-- EXERCISE REQUIREMENTS --
Below are records; work out how many of their lines hold the string "ResetCounter" and give that number alone.
-------- DATA LINES --------
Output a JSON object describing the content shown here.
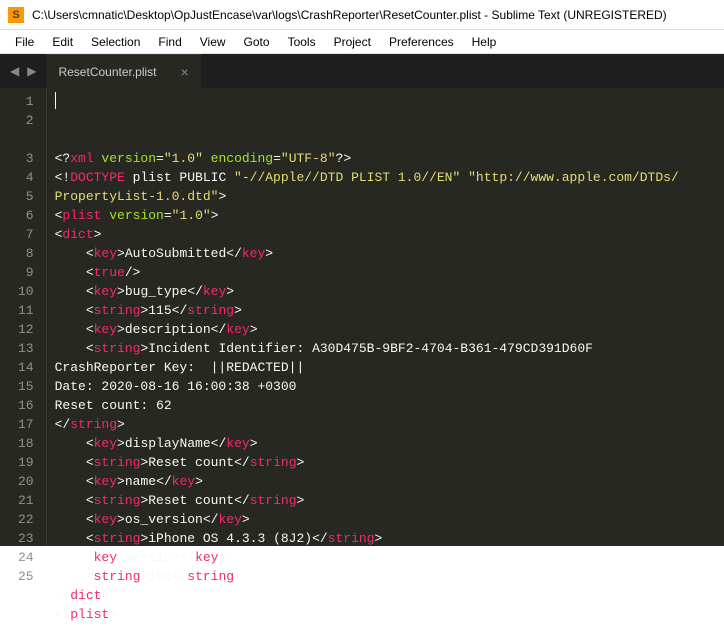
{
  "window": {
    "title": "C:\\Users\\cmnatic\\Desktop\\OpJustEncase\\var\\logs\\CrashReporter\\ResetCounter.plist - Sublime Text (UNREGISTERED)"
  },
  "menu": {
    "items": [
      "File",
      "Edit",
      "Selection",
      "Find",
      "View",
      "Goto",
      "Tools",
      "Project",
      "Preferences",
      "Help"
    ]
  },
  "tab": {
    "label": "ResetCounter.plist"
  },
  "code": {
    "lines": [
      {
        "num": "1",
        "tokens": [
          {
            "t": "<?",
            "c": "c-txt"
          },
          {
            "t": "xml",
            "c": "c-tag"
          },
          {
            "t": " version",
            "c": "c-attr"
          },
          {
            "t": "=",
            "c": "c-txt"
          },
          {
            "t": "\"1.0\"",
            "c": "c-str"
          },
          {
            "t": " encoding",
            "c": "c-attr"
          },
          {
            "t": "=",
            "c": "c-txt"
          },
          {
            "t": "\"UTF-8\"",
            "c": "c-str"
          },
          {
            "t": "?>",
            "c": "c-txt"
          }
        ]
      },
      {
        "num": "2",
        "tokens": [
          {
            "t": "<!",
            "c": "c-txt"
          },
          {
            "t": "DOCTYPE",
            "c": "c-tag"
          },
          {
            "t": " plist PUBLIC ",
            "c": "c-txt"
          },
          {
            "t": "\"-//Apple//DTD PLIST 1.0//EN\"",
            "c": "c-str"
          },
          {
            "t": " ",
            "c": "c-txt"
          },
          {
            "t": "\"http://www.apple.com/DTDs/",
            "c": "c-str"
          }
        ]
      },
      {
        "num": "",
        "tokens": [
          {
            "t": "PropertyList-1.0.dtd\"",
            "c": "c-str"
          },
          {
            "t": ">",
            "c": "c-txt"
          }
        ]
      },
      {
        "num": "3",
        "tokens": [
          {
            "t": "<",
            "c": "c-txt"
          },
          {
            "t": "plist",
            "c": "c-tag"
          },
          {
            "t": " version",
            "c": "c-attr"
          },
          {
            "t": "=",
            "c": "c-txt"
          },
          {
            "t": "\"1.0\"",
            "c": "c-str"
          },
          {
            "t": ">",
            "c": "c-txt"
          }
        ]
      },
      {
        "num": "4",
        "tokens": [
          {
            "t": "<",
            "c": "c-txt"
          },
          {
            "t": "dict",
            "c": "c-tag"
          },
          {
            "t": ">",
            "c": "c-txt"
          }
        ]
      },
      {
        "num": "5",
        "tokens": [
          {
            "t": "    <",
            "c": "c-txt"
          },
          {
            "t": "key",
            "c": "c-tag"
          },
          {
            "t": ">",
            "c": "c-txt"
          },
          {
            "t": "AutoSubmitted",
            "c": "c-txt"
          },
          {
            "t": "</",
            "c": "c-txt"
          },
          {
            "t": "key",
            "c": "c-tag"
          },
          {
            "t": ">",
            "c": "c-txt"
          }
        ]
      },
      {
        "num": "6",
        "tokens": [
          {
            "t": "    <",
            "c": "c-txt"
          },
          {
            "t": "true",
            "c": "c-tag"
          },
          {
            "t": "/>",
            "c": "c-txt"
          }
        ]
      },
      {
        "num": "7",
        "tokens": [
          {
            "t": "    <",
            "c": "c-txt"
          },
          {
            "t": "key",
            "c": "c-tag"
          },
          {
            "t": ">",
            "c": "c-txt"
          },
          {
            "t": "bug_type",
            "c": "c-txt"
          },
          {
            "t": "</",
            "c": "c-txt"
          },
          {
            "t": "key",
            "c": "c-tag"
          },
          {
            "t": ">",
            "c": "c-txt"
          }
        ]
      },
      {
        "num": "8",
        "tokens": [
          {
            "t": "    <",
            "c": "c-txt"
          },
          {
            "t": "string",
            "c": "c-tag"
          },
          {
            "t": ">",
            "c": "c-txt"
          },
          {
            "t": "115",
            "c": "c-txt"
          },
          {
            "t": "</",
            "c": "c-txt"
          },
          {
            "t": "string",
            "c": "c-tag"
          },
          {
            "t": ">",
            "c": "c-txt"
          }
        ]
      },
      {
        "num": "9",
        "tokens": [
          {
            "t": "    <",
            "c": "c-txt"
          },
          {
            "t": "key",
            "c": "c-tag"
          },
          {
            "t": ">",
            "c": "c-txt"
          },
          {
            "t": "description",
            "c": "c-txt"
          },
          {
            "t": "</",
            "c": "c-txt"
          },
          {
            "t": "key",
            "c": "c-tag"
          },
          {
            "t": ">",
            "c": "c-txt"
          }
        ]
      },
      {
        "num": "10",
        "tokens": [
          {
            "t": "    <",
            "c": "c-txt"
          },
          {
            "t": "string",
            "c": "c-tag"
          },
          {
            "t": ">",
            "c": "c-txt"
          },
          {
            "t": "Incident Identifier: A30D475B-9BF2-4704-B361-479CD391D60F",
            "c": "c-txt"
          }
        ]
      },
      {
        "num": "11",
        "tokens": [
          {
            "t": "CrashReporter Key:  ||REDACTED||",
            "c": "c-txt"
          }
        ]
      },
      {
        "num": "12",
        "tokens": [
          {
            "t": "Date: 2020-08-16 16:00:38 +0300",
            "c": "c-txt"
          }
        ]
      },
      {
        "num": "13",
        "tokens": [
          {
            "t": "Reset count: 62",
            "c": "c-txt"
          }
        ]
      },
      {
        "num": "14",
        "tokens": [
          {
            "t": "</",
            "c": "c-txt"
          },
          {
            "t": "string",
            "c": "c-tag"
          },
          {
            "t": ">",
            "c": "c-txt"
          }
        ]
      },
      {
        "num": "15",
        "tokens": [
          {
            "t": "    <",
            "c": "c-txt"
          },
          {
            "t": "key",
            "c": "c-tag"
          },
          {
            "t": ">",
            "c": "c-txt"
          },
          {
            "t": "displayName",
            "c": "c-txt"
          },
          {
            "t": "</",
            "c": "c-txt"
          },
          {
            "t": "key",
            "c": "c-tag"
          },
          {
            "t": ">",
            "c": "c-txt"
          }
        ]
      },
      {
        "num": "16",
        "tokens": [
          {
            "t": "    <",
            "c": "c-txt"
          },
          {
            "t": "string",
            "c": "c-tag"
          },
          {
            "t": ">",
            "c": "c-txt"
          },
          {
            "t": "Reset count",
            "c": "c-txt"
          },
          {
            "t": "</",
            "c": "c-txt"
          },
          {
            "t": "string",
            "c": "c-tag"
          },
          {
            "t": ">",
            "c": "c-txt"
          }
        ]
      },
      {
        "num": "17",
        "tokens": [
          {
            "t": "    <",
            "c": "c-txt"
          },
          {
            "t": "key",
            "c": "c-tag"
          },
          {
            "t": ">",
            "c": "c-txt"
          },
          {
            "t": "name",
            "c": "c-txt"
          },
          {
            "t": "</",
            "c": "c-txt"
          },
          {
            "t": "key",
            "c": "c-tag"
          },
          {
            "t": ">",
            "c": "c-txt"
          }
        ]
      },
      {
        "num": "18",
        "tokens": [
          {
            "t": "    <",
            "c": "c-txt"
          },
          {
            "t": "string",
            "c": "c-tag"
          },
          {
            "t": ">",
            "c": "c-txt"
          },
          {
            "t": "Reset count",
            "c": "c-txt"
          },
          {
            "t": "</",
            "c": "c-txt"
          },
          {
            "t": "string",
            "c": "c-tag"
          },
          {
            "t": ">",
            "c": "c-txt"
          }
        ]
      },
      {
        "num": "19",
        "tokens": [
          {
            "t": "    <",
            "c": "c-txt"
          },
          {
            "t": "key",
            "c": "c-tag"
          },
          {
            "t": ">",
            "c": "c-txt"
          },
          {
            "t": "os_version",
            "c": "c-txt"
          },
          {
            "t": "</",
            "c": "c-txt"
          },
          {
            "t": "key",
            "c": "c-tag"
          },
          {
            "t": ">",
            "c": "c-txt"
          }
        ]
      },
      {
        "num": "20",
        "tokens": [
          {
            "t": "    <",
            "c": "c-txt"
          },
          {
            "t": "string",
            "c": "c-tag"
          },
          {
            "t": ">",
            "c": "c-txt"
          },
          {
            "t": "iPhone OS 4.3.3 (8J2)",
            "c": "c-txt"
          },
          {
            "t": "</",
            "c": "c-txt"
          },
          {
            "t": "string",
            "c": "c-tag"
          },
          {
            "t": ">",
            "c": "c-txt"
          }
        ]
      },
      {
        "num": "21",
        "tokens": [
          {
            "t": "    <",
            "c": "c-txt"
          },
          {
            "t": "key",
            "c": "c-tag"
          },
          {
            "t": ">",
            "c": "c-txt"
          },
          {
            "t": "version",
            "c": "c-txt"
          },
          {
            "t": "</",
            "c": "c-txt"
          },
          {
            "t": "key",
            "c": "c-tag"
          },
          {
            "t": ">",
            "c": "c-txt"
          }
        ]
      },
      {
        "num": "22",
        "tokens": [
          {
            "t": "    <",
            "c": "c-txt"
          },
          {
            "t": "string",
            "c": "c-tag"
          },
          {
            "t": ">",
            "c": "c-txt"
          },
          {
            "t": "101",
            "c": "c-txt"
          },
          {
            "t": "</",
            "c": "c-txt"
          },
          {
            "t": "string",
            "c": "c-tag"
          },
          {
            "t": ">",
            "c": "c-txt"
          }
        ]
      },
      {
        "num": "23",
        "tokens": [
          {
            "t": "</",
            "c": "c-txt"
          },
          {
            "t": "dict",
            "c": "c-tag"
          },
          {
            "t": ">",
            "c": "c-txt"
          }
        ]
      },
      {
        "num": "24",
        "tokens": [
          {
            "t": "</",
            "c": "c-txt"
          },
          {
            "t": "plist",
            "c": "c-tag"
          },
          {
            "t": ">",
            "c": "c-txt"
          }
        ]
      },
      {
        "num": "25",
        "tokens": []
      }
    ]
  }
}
--------
-- WRITTEN REPLY --
2